What to work on
Check each line of the records below for the word "экономических" and copy those where it appears.

** begin **

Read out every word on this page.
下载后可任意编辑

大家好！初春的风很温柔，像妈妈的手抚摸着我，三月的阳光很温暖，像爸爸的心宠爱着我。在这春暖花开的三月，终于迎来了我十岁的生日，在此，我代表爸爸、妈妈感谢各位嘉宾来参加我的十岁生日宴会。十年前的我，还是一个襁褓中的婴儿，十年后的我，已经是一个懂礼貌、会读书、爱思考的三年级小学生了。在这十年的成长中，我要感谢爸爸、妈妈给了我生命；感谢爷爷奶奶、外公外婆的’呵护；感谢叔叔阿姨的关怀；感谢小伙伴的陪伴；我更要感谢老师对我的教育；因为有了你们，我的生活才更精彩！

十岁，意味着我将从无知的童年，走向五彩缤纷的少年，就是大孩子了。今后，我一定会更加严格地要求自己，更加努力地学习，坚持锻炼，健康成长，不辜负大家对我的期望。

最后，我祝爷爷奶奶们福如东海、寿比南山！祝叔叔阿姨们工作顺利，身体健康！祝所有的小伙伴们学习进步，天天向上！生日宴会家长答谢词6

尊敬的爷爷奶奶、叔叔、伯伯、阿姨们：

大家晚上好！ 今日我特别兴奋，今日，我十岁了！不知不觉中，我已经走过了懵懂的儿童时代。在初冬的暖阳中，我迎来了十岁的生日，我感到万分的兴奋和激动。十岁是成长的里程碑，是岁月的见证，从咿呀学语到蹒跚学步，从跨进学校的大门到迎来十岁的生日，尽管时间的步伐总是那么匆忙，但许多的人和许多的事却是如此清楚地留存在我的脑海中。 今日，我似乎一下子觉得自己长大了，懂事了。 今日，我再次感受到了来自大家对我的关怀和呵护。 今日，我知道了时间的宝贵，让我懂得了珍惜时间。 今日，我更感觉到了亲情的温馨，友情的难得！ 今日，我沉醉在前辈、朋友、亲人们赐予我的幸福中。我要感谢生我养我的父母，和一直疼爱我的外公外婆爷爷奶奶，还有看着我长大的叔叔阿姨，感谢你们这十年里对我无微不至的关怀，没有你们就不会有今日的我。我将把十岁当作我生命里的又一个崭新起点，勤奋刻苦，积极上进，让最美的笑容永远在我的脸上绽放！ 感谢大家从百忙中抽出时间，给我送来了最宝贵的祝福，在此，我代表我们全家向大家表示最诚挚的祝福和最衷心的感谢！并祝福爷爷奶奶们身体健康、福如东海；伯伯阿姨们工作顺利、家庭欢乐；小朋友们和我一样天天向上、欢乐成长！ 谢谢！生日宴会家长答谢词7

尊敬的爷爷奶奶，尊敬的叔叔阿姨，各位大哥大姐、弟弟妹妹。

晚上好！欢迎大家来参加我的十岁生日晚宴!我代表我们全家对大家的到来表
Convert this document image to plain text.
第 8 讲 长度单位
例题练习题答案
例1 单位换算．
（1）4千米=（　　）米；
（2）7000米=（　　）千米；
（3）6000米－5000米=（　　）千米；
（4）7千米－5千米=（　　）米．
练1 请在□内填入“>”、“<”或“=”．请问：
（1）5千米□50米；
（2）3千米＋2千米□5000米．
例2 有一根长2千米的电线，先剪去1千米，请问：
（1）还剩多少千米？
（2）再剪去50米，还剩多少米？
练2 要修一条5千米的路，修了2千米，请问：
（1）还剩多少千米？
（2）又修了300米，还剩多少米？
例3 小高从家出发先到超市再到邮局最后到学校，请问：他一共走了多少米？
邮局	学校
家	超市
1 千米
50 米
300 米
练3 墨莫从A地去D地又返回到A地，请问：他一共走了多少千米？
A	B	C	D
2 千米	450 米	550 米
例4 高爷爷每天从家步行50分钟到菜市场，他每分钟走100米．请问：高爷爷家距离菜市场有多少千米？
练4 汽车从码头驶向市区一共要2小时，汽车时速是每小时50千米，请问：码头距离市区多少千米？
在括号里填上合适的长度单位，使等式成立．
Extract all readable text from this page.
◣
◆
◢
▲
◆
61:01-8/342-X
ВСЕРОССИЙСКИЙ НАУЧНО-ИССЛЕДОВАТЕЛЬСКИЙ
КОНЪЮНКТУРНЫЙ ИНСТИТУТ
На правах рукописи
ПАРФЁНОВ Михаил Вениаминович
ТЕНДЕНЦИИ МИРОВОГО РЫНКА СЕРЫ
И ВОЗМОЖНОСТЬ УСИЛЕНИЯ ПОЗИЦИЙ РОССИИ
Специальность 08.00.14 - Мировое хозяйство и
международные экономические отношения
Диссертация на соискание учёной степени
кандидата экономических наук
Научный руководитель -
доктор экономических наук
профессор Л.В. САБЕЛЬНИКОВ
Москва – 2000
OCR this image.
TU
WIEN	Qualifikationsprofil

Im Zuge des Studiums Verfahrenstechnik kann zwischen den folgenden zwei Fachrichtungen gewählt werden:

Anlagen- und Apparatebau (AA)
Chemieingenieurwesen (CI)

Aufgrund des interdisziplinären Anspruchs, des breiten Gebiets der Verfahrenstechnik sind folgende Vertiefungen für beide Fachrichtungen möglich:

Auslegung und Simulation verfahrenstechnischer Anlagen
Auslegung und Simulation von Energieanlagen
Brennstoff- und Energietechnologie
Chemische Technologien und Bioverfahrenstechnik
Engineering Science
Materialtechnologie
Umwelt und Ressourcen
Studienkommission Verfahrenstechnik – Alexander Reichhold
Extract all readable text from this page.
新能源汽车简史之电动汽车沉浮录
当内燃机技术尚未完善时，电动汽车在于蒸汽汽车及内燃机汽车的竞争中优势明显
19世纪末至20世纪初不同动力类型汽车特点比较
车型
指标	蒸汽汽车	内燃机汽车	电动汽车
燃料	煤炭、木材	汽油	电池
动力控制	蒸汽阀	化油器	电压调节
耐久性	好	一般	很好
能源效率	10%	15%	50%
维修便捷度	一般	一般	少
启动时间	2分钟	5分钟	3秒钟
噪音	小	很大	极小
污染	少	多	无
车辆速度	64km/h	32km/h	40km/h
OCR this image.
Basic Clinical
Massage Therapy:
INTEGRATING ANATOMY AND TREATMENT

** end **

Answer to this exercise
кандидата экономических наук
доктор экономических наук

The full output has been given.